* [DATA SUPPLIED]:
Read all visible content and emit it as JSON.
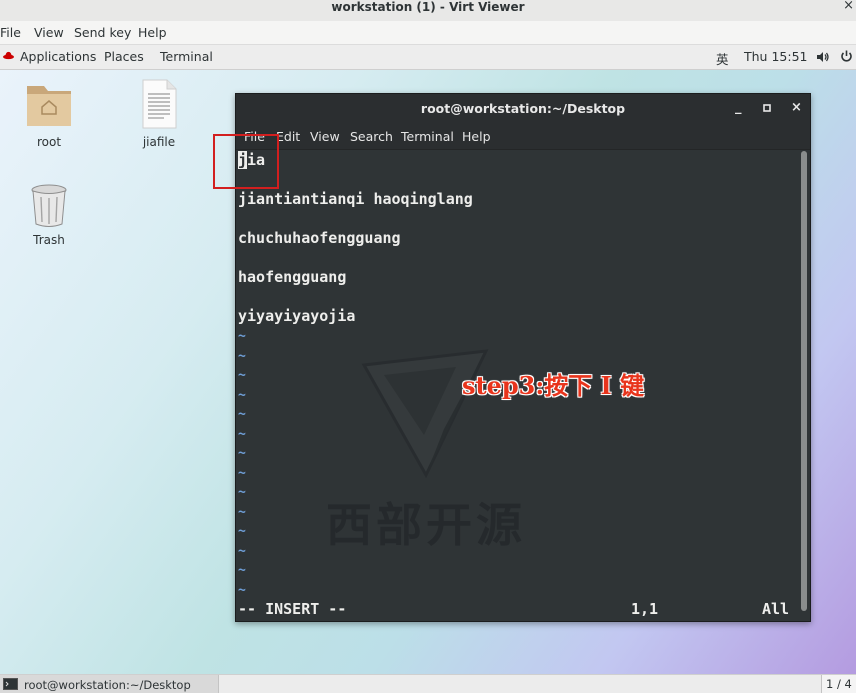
{
  "viewer": {
    "title": "workstation (1) - Virt Viewer",
    "close_glyph": "×",
    "menu": [
      "File",
      "View",
      "Send key",
      "Help"
    ]
  },
  "panel": {
    "applications": "Applications",
    "places": "Places",
    "terminal": "Terminal",
    "input_method": "英",
    "clock": "Thu 15:51"
  },
  "desktop": {
    "icons": [
      {
        "label": "root",
        "icon": "home-folder-icon"
      },
      {
        "label": "jiafile",
        "icon": "text-file-icon"
      },
      {
        "label": "Trash",
        "icon": "trash-icon"
      }
    ]
  },
  "terminal": {
    "title": "root@workstation:~/Desktop",
    "menu": [
      "File",
      "Edit",
      "View",
      "Search",
      "Terminal",
      "Help"
    ],
    "cursor_char": "j",
    "lines": [
      "ia",
      "jiantiantianqi haoqinglang",
      "chuchuhaofengguang",
      "haofengguang",
      "yiyayiyayojia"
    ],
    "tilde": "~",
    "status_mode": "-- INSERT --",
    "status_pos": "1,1",
    "status_all": "All"
  },
  "annotation": {
    "step_text": "step3:按下 I 键"
  },
  "watermark": {
    "text": "西部开源"
  },
  "taskbar": {
    "window_label": "root@workstation:~/Desktop",
    "workspace": "1 / 4"
  },
  "colors": {
    "terminal_bg": "#2f3436",
    "tilde_blue": "#6f9fd8",
    "annotation_red": "#e8341c",
    "box_red": "#d21f1f"
  }
}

* [TO DO]:
Give only the number of lines in the records that include the word "title".

* [TASK SOLUTION]:
2